## [Given problem]
Within the records that follow, find every line containing the string "text". Copy those lines.

## [Collection entries]
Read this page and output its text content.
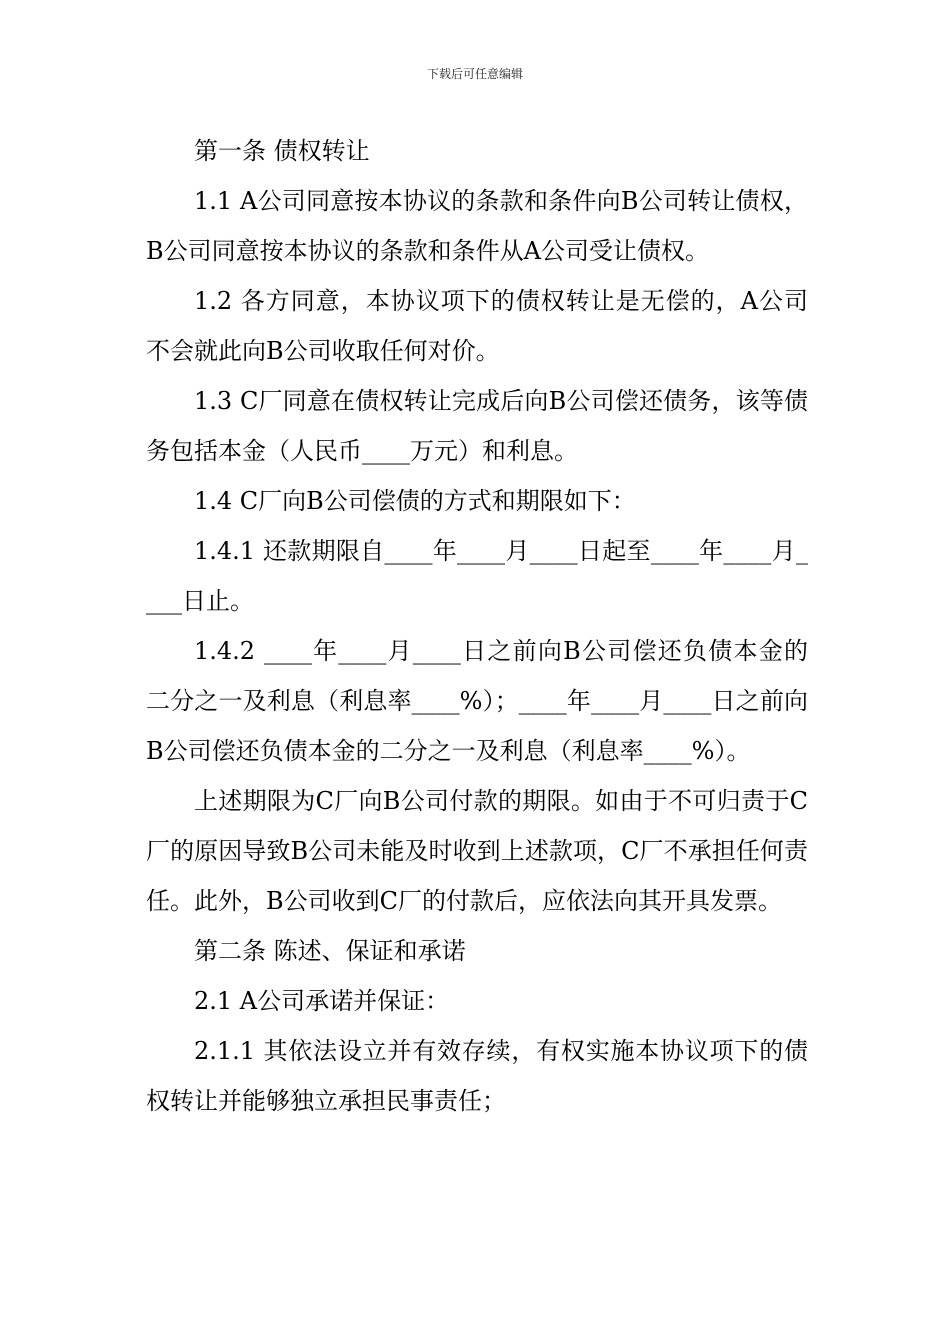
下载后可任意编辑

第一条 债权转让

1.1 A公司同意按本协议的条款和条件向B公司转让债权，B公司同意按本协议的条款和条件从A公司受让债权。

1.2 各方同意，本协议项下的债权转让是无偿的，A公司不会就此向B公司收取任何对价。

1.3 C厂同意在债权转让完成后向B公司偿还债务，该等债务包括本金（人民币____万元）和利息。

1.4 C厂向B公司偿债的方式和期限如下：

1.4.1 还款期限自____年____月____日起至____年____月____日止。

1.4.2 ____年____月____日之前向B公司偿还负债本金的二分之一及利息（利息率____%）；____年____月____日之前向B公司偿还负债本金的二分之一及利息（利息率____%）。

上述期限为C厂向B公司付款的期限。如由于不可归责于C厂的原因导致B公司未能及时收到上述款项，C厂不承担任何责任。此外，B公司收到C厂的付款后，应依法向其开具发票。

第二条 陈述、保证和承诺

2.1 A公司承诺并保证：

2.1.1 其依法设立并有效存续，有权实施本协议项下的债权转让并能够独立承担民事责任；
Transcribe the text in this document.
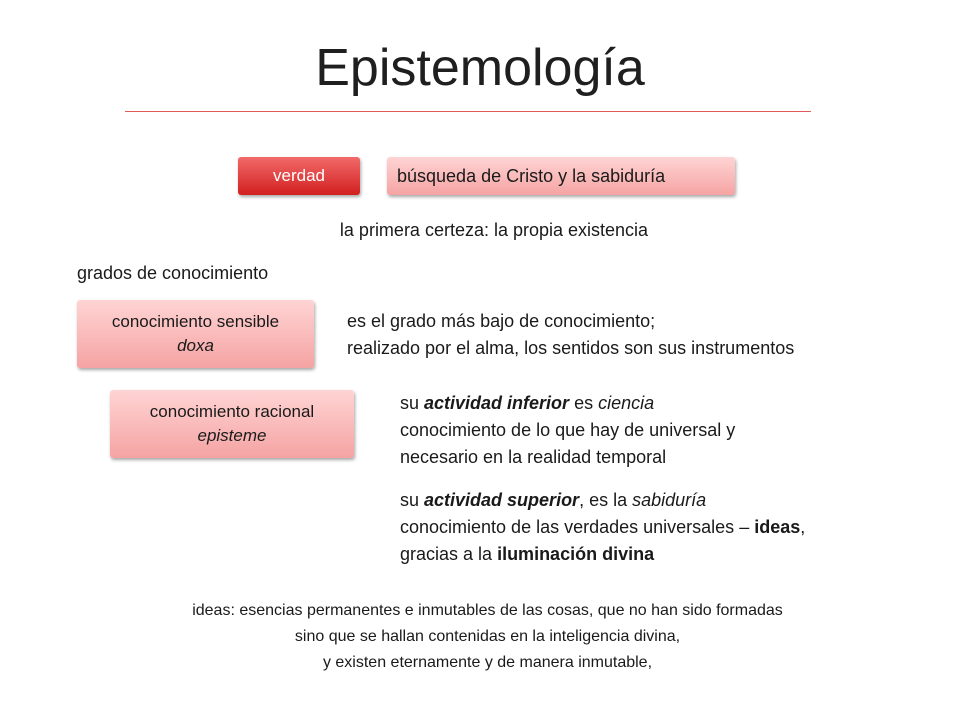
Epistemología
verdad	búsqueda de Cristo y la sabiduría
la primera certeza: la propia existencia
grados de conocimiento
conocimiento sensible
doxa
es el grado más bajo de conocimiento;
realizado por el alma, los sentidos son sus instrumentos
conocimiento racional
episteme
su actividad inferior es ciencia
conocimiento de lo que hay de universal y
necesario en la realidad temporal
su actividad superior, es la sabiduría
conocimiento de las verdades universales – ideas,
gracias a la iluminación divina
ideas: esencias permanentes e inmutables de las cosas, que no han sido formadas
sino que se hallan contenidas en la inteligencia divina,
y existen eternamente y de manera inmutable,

## [Answer to this problem]
Read this page and output its text content.
Transcribe the text in this document.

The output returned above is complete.